— JOB —
Swap "concentrically" for "coaxially" and give the data again from the start through the line with "The arc-shaped light effect 116", both ends included, with nothing else altered.

— RECORD LIST —
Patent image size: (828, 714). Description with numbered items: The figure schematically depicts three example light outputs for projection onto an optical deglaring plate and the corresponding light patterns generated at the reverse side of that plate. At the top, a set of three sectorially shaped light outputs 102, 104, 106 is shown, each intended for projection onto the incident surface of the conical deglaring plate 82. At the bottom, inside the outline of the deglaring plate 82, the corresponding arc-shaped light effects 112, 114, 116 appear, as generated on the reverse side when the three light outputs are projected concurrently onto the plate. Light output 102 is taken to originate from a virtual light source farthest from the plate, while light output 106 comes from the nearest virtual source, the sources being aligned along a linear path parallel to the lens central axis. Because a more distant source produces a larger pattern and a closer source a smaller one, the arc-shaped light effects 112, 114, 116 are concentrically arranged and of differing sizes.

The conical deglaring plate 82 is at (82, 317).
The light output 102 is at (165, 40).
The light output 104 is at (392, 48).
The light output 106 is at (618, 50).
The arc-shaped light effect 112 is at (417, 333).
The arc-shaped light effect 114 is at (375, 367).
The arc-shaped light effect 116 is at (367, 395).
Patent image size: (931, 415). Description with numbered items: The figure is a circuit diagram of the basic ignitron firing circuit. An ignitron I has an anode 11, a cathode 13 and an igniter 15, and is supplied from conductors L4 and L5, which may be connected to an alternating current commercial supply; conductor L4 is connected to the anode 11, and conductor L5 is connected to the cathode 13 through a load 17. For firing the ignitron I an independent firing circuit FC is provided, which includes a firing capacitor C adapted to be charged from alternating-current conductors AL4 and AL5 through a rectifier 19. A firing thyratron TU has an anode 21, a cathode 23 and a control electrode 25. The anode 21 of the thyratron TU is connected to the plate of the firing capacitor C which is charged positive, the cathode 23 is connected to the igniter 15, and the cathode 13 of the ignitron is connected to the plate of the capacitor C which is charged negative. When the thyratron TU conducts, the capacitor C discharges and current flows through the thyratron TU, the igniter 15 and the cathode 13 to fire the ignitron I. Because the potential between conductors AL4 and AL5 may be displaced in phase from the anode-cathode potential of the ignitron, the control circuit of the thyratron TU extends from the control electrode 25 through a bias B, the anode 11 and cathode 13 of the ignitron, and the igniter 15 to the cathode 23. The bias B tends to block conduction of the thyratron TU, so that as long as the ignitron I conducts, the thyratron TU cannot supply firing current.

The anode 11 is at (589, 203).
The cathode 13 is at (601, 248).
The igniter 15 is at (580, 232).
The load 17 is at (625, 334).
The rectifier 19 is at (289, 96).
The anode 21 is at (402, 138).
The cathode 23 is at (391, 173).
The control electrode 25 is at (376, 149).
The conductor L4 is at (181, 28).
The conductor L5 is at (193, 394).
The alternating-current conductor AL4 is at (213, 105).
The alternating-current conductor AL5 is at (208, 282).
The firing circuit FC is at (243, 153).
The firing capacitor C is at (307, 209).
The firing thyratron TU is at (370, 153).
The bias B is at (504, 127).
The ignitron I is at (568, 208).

— WRITTEN ANSWER —
Patent image size: (828, 714). Description with numbered items: The figure schematically depicts three example light outputs for projection onto an optical deglaring plate and the corresponding light patterns generated at the reverse side of that plate. At the top, a set of three sectorially shaped light outputs 102, 104, 106 is shown, each intended for projection onto the incident surface of the conical deglaring plate 82. At the bottom, inside the outline of the deglaring plate 82, the corresponding arc-shaped light effects 112, 114, 116 appear, as generated on the reverse side when the three light outputs are projected concurrently onto the plate. Light output 102 is taken to originate from a virtual light source farthest from the plate, while light output 106 comes from the nearest virtual source, the sources being aligned along a linear path parallel to the lens central axis. Because a more distant source produces a larger pattern and a closer source a smaller one, the arc-shaped light effects 112, 114, 116 are coaxially arranged and of differing sizes.

The conical deglaring plate 82 is at (82, 317).
The light output 102 is at (165, 40).
The light output 104 is at (392, 48).
The light output 106 is at (618, 50).
The arc-shaped light effect 112 is at (417, 333).
The arc-shaped light effect 114 is at (375, 367).
The arc-shaped light effect 116 is at (367, 395).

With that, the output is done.